*Short task:*
Below are some entries. Return exactly the lines from the one with "Read this page and output its text content." through the final line, leaving out any pictures.

[Dataset records]
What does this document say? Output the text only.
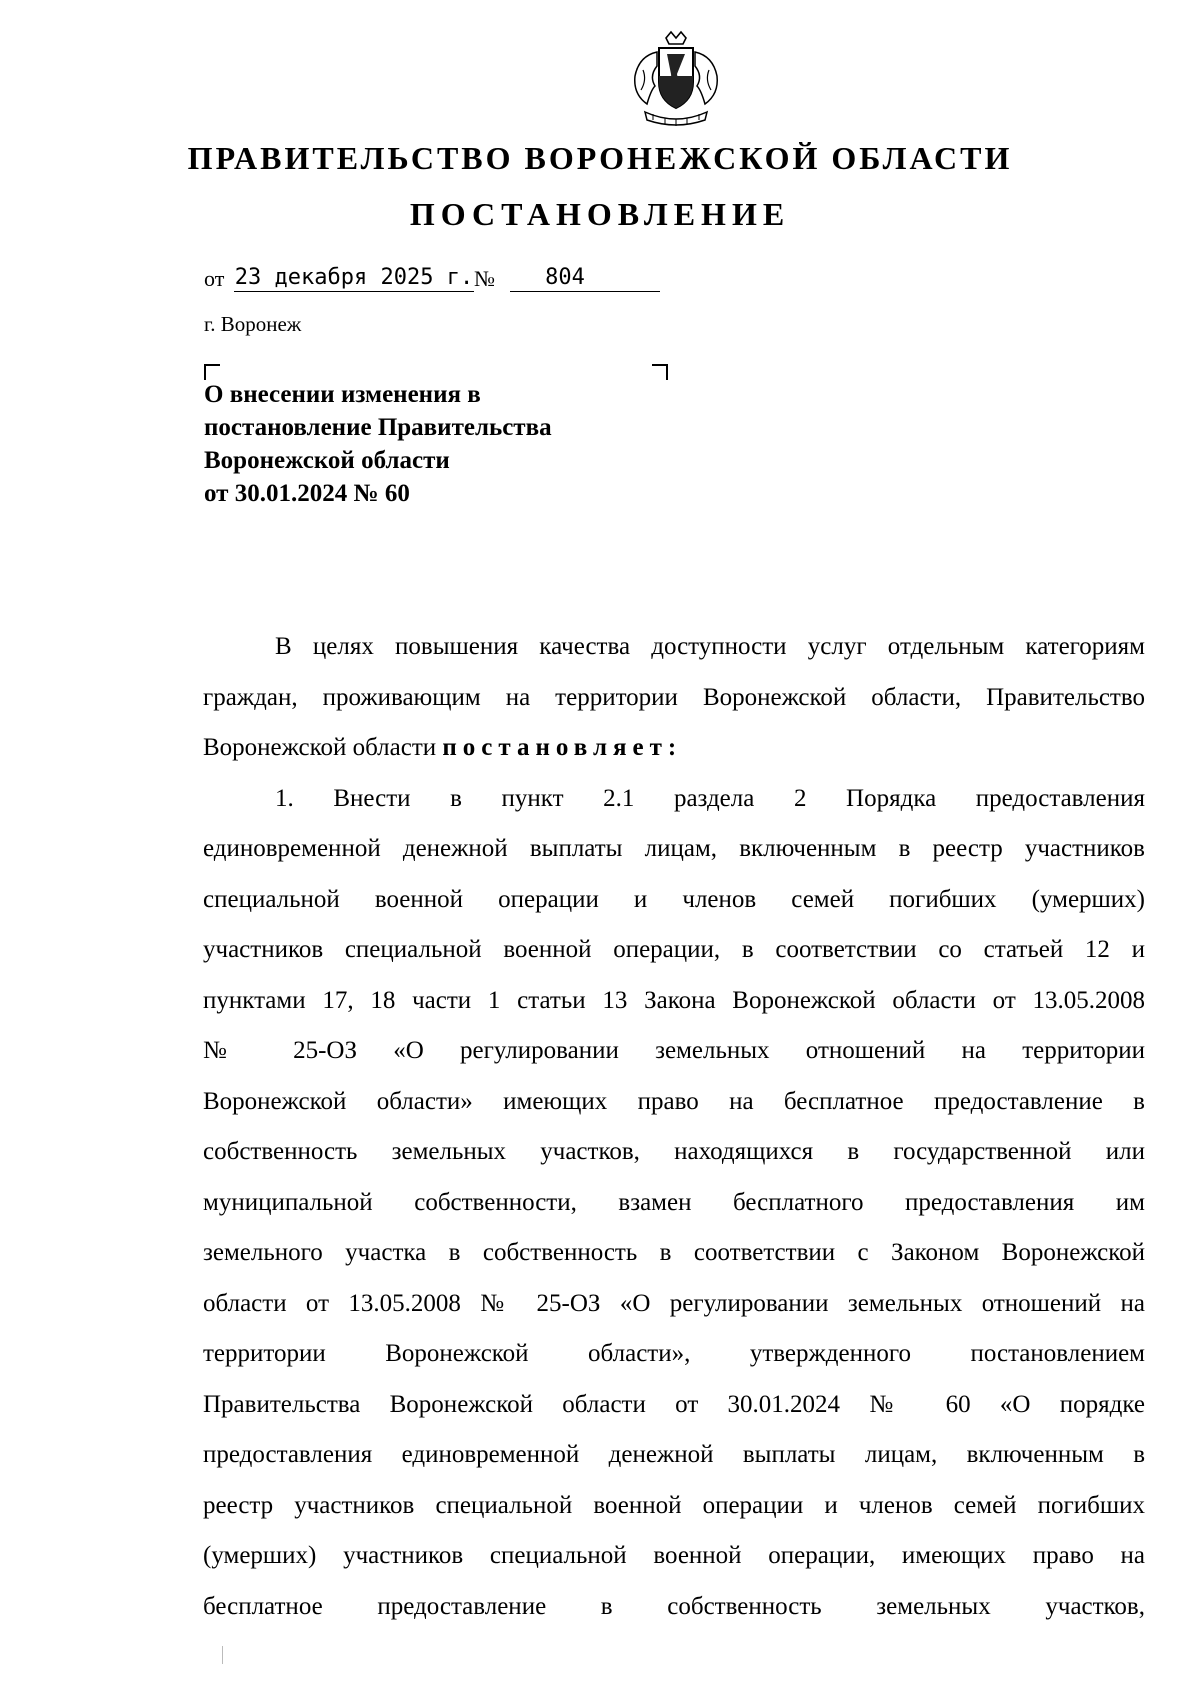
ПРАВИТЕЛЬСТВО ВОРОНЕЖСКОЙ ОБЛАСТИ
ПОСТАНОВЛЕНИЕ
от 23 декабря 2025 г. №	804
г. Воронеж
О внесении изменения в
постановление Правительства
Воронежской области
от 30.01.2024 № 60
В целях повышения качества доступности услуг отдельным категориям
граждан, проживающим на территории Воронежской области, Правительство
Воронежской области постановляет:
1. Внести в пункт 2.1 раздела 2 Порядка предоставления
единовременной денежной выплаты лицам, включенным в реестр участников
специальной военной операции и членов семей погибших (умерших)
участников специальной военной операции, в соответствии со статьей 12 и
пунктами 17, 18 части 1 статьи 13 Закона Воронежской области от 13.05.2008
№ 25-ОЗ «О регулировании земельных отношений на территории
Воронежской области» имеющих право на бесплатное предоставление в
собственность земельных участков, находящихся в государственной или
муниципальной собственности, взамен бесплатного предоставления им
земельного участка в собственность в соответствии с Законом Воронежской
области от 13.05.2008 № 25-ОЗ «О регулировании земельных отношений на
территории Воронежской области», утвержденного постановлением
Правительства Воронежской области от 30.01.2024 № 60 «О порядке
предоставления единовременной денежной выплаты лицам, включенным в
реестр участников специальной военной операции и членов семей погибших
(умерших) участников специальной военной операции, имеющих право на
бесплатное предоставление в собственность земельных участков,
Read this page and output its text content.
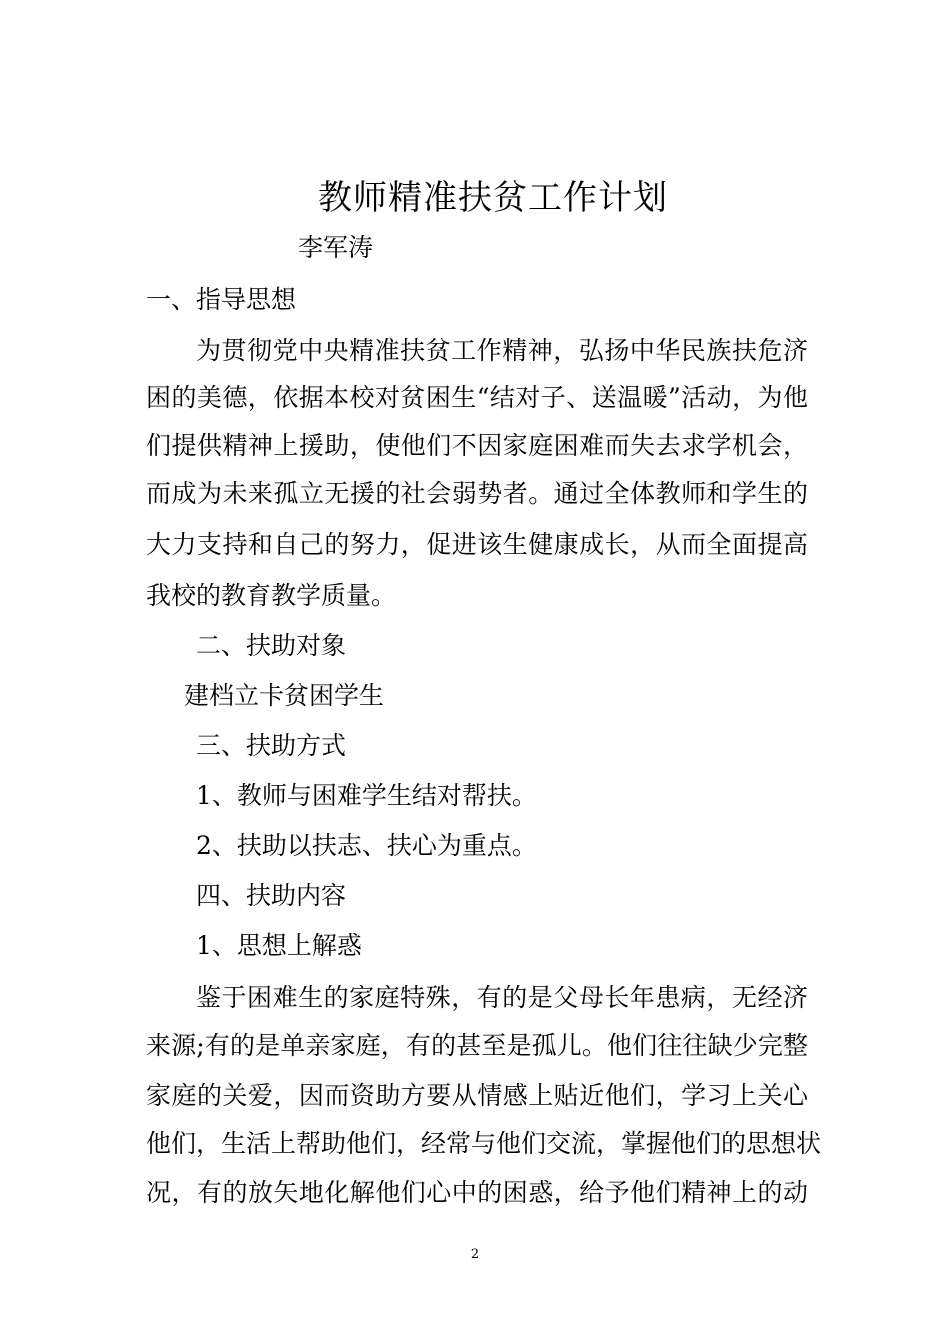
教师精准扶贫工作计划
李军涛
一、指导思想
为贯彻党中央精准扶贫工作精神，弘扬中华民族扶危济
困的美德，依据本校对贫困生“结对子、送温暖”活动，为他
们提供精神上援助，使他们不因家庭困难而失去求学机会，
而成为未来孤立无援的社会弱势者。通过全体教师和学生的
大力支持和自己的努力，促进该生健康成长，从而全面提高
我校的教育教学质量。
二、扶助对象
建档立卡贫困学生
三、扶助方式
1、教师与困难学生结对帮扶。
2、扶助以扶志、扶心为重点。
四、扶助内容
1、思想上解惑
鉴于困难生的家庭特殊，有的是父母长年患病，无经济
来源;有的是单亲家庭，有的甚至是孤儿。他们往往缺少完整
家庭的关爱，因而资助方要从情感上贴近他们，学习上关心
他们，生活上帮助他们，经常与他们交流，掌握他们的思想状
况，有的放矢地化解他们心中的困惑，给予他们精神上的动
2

*Reply:*
Read this page and output its text content.
教师精准扶贫工作计划
李军涛
一、指导思想
为贯彻党中央精准扶贫工作精神，弘扬中华民族扶危济
困的美德，依据本校对贫困生“结对子、送温暖”活动，为他
们提供精神上援助，使他们不因家庭困难而失去求学机会，
而成为未来孤立无援的社会弱势者。通过全体教师和学生的
大力支持和自己的努力，促进该生健康成长，从而全面提高
我校的教育教学质量。
二、扶助对象
建档立卡贫困学生
三、扶助方式
1、教师与困难学生结对帮扶。
2、扶助以扶志、扶心为重点。
四、扶助内容
1、思想上解惑
鉴于困难生的家庭特殊，有的是父母长年患病，无经济
来源;有的是单亲家庭，有的甚至是孤儿。他们往往缺少完整
家庭的关爱，因而资助方要从情感上贴近他们，学习上关心
他们，生活上帮助他们，经常与他们交流，掌握他们的思想状
况，有的放矢地化解他们心中的困惑，给予他们精神上的动
2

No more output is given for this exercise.